→ WRITTEN INSTRUCTION:
Copy all of the rows below exactly as they appear, leaving the pictures out of your copy.
***** SUPPLIED MATERIAL *****
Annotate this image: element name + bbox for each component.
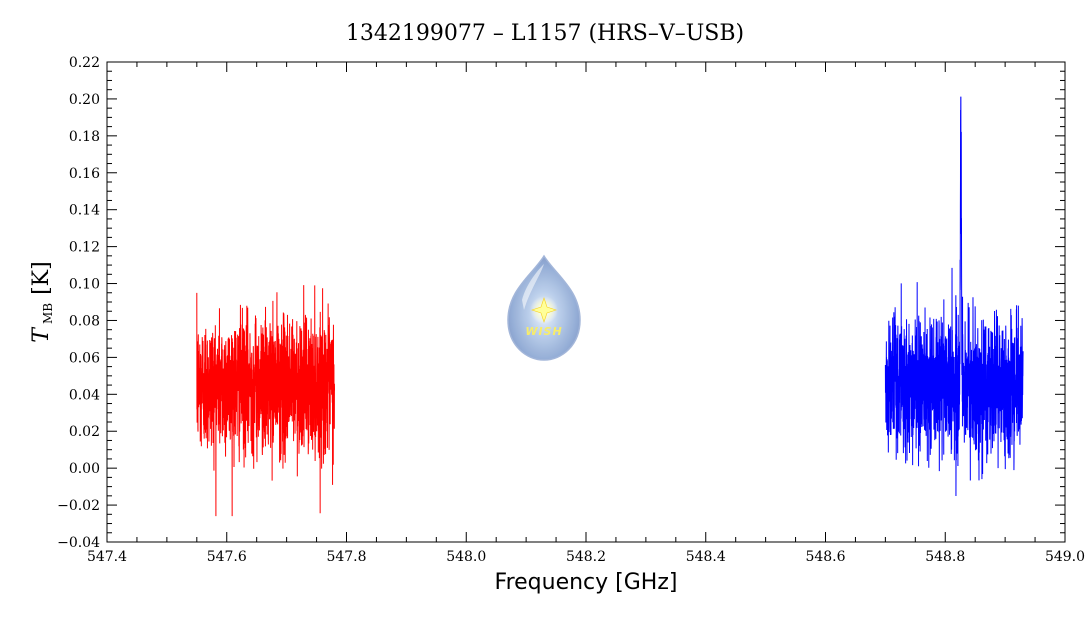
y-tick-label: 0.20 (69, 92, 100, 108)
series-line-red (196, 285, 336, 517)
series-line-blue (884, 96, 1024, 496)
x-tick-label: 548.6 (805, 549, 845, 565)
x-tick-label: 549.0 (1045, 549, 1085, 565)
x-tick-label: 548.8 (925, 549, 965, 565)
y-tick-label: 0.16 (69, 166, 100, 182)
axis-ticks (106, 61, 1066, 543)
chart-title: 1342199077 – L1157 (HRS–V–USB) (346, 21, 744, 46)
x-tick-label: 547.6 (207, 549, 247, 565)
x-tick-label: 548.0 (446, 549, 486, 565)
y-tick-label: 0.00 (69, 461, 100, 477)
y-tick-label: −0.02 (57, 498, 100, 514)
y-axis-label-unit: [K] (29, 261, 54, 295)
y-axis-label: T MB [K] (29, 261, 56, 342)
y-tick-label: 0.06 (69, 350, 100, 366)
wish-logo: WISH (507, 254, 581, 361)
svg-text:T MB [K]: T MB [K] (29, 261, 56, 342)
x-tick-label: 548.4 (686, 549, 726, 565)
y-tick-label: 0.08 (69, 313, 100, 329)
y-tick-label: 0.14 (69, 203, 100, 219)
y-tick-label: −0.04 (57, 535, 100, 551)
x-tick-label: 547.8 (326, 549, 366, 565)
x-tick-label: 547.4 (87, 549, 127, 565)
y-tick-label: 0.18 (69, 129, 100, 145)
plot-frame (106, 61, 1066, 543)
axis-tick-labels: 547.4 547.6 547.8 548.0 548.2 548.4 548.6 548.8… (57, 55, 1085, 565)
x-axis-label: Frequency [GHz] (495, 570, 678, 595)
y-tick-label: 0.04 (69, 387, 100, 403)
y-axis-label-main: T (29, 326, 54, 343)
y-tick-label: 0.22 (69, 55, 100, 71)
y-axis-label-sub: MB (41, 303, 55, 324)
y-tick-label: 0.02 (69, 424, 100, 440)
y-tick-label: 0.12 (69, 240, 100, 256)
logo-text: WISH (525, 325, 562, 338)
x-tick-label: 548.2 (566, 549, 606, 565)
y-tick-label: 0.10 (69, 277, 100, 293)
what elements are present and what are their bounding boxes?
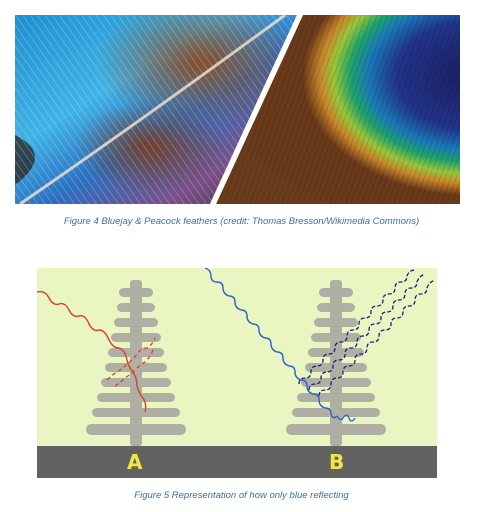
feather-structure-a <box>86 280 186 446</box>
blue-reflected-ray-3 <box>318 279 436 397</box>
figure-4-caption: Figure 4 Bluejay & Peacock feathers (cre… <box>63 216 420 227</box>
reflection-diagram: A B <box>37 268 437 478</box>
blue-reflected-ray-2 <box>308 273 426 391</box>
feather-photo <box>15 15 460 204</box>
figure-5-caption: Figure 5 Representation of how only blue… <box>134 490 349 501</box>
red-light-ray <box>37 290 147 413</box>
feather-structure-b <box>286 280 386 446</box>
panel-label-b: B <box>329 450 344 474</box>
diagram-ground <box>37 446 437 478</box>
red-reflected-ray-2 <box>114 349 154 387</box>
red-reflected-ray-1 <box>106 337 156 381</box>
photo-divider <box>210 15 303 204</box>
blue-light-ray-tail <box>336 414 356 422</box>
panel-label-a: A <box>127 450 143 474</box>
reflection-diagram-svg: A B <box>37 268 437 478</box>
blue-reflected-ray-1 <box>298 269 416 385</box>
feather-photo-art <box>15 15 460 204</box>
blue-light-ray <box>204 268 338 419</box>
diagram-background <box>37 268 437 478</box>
*****
→ SOLUTION FOR THIS EXERCISE:
Annotate this image: element name + bbox for each component.
y-tick-label: 0.20 (69, 92, 100, 108)
series-line-red (196, 285, 336, 517)
series-line-blue (884, 96, 1024, 496)
x-tick-label: 548.6 (805, 549, 845, 565)
x-tick-label: 549.0 (1045, 549, 1085, 565)
x-tick-label: 548.8 (925, 549, 965, 565)
y-tick-label: 0.16 (69, 166, 100, 182)
axis-ticks (106, 61, 1066, 543)
chart-title: 1342199077 – L1157 (HRS–V–USB) (346, 21, 744, 46)
x-tick-label: 547.6 (207, 549, 247, 565)
x-tick-label: 548.0 (446, 549, 486, 565)
y-tick-label: 0.00 (69, 461, 100, 477)
y-tick-label: −0.02 (57, 498, 100, 514)
y-axis-label-unit: [K] (29, 261, 54, 295)
y-axis-label: T MB [K] (29, 261, 56, 342)
y-tick-label: 0.06 (69, 350, 100, 366)
wish-logo: WISH (507, 254, 581, 361)
svg-text:T MB [K]: T MB [K] (29, 261, 56, 342)
x-tick-label: 548.4 (686, 549, 726, 565)
y-tick-label: 0.08 (69, 313, 100, 329)
y-tick-label: 0.14 (69, 203, 100, 219)
y-tick-label: −0.04 (57, 535, 100, 551)
x-tick-label: 547.8 (326, 549, 366, 565)
x-tick-label: 547.4 (87, 549, 127, 565)
y-tick-label: 0.18 (69, 129, 100, 145)
plot-frame (106, 61, 1066, 543)
axis-tick-labels: 547.4 547.6 547.8 548.0 548.2 548.4 548.6 548.8… (57, 55, 1085, 565)
x-axis-label: Frequency [GHz] (495, 570, 678, 595)
y-tick-label: 0.04 (69, 387, 100, 403)
y-axis-label-main: T (29, 326, 54, 343)
y-tick-label: 0.22 (69, 55, 100, 71)
y-axis-label-sub: MB (41, 303, 55, 324)
y-tick-label: 0.02 (69, 424, 100, 440)
y-tick-label: 0.12 (69, 240, 100, 256)
logo-text: WISH (525, 325, 562, 338)
x-tick-label: 548.2 (566, 549, 606, 565)
y-tick-label: 0.10 (69, 277, 100, 293)
what elements are present and what are their bounding boxes?
feather-structure-a <box>86 280 186 446</box>
blue-reflected-ray-3 <box>318 279 436 397</box>
figure-4-caption: Figure 4 Bluejay & Peacock feathers (cre… <box>63 216 420 227</box>
reflection-diagram: A B <box>37 268 437 478</box>
blue-reflected-ray-2 <box>308 273 426 391</box>
feather-photo <box>15 15 460 204</box>
figure-5-caption: Figure 5 Representation of how only blue… <box>134 490 349 501</box>
red-light-ray <box>37 290 147 413</box>
feather-structure-b <box>286 280 386 446</box>
panel-label-b: B <box>329 450 344 474</box>
diagram-ground <box>37 446 437 478</box>
red-reflected-ray-2 <box>114 349 154 387</box>
red-reflected-ray-1 <box>106 337 156 381</box>
photo-divider <box>210 15 303 204</box>
blue-light-ray-tail <box>336 414 356 422</box>
panel-label-a: A <box>127 450 143 474</box>
reflection-diagram-svg: A B <box>37 268 437 478</box>
blue-reflected-ray-1 <box>298 269 416 385</box>
feather-photo-art <box>15 15 460 204</box>
blue-light-ray <box>204 268 338 419</box>
diagram-background <box>37 268 437 478</box>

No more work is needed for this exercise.